>>>

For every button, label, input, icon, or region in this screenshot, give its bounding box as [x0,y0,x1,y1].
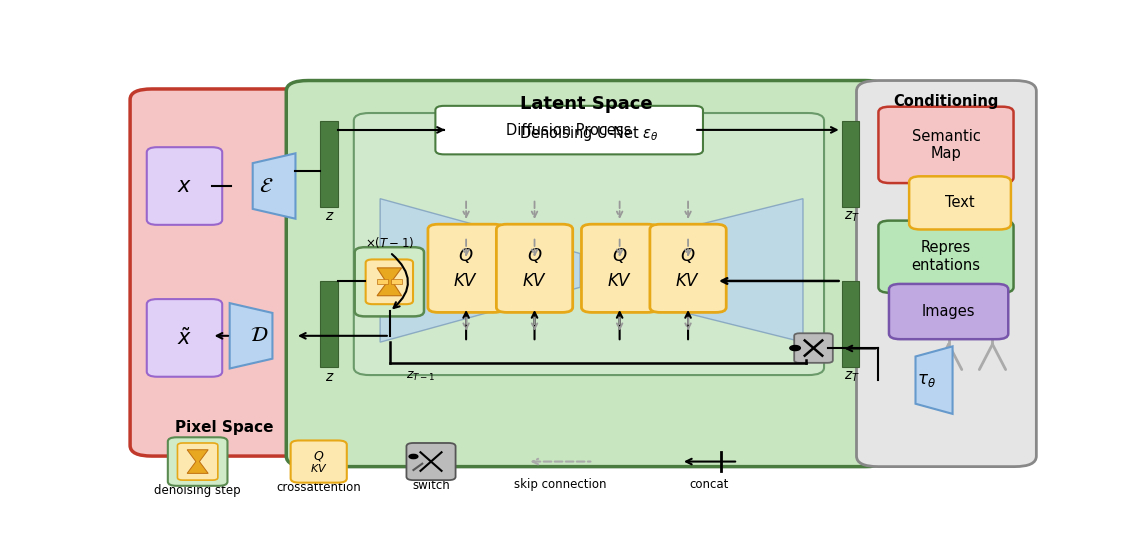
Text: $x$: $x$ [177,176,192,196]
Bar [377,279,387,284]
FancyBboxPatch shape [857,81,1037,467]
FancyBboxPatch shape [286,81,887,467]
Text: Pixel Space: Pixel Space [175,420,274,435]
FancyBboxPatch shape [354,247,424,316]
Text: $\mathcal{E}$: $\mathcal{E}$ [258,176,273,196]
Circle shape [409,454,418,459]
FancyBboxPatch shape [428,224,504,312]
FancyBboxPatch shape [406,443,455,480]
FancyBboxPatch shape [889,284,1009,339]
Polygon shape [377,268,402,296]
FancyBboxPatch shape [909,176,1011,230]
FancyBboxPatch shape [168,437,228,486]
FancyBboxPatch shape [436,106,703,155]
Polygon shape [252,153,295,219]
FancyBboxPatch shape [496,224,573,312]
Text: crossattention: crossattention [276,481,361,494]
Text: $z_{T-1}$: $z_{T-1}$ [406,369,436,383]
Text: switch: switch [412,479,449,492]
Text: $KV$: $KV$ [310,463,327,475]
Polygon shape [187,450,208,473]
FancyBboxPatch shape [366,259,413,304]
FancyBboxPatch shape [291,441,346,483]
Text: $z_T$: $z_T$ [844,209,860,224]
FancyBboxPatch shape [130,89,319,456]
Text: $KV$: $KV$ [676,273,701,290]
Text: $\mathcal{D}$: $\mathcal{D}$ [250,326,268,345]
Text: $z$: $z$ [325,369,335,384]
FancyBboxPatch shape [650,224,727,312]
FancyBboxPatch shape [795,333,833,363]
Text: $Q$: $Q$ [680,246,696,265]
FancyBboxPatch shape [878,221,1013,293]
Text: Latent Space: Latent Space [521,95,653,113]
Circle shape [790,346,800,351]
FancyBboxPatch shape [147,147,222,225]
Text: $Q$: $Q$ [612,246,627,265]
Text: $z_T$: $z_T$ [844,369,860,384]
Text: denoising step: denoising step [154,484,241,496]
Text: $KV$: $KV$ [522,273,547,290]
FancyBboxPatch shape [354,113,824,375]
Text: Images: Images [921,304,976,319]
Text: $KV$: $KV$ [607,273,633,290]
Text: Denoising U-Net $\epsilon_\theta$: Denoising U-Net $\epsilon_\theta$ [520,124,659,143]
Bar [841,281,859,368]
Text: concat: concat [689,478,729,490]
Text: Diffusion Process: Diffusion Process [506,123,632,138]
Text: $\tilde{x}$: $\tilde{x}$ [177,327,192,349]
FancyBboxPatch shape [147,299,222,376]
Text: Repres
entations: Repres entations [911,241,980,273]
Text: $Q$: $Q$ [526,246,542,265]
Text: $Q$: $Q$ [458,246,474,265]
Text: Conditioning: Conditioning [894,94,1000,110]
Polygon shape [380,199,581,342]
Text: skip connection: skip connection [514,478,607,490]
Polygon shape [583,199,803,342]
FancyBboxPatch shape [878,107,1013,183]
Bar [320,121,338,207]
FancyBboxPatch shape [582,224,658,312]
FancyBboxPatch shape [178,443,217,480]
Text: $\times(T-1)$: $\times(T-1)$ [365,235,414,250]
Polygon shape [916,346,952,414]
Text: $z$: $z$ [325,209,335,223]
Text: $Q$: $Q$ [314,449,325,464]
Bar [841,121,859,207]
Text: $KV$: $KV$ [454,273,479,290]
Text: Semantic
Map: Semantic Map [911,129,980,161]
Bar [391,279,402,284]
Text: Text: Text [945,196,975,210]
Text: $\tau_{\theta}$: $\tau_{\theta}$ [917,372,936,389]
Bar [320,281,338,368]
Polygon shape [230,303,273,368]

<<<
>>>

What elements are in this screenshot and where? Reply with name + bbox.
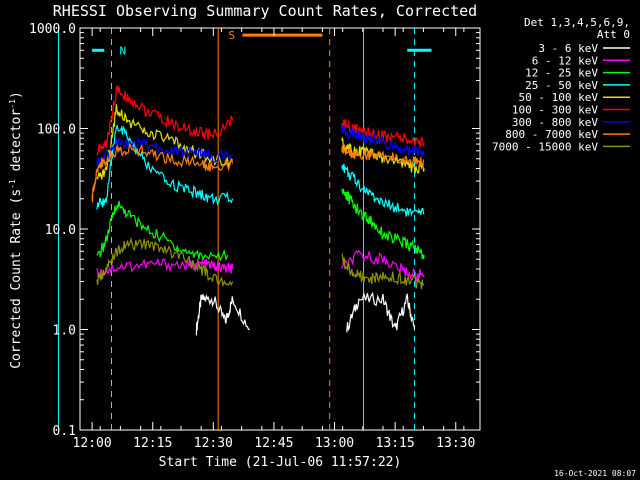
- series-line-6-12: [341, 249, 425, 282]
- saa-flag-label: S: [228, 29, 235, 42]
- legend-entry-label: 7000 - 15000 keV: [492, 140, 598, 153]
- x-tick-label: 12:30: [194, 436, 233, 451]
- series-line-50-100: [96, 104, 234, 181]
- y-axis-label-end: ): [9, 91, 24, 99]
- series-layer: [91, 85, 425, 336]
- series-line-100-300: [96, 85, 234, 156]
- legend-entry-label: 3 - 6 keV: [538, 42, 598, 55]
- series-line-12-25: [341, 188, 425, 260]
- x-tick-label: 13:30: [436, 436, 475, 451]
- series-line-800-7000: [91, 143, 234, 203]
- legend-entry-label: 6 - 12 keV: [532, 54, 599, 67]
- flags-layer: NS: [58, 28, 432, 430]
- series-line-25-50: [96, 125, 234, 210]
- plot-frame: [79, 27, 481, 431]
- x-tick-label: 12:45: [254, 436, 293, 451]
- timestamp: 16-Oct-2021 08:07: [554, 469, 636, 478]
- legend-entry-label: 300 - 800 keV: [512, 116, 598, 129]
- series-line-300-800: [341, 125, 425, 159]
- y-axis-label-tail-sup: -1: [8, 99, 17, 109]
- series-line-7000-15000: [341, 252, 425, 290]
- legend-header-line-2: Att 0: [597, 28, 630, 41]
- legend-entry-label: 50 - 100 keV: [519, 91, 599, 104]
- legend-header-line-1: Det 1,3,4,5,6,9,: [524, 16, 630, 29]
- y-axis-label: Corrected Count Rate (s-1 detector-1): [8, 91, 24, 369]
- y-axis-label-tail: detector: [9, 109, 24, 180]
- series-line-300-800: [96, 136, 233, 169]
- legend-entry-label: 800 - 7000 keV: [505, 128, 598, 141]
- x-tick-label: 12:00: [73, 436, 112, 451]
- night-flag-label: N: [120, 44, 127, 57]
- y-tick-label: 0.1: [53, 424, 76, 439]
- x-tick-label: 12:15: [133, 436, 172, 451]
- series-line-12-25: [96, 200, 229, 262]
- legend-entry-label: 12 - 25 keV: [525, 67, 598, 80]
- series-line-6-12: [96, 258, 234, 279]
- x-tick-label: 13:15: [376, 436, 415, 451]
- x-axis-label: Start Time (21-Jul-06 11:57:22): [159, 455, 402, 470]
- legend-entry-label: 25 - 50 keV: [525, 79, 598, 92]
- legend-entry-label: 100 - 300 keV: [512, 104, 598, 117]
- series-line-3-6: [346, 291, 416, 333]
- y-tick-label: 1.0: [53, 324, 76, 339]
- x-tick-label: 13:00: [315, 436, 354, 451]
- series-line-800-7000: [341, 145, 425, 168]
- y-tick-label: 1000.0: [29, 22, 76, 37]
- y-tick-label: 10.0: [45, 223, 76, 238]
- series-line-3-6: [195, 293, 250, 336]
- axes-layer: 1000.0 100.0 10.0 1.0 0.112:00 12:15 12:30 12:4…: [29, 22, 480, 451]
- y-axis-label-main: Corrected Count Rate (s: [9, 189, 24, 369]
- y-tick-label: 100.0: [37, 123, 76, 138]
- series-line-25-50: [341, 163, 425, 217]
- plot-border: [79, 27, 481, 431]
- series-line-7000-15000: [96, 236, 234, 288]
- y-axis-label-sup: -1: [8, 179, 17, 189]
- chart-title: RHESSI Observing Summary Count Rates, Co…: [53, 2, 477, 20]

<<<

■ **Aim of the exercise**
Reproduce the lines verbatim, from the line containing "- series-line-6-12: [341, 249, 425, 282]" up to and including the line containing "- x-tick-label: 12:45: [254, 436, 293, 451]".

■ **Full response**
- series-line-6-12: [341, 249, 425, 282]
- saa-flag-label: S: [228, 29, 235, 42]
- legend-entry-label: 7000 - 15000 keV: [492, 140, 598, 153]
- x-tick-label: 12:30: [194, 436, 233, 451]
- series-line-50-100: [96, 104, 234, 181]
- y-axis-label-end: ): [9, 91, 24, 99]
- series-layer: [91, 85, 425, 336]
- series-line-100-300: [96, 85, 234, 156]
- legend-entry-label: 3 - 6 keV: [538, 42, 598, 55]
- series-line-12-25: [341, 188, 425, 260]
- x-tick-label: 13:30: [436, 436, 475, 451]
- series-line-800-7000: [91, 143, 234, 203]
- legend-entry-label: 6 - 12 keV: [532, 54, 599, 67]
- flags-layer: NS: [58, 28, 432, 430]
- series-line-25-50: [96, 125, 234, 210]
- plot-frame: [79, 27, 481, 431]
- x-tick-label: 12:45: [254, 436, 293, 451]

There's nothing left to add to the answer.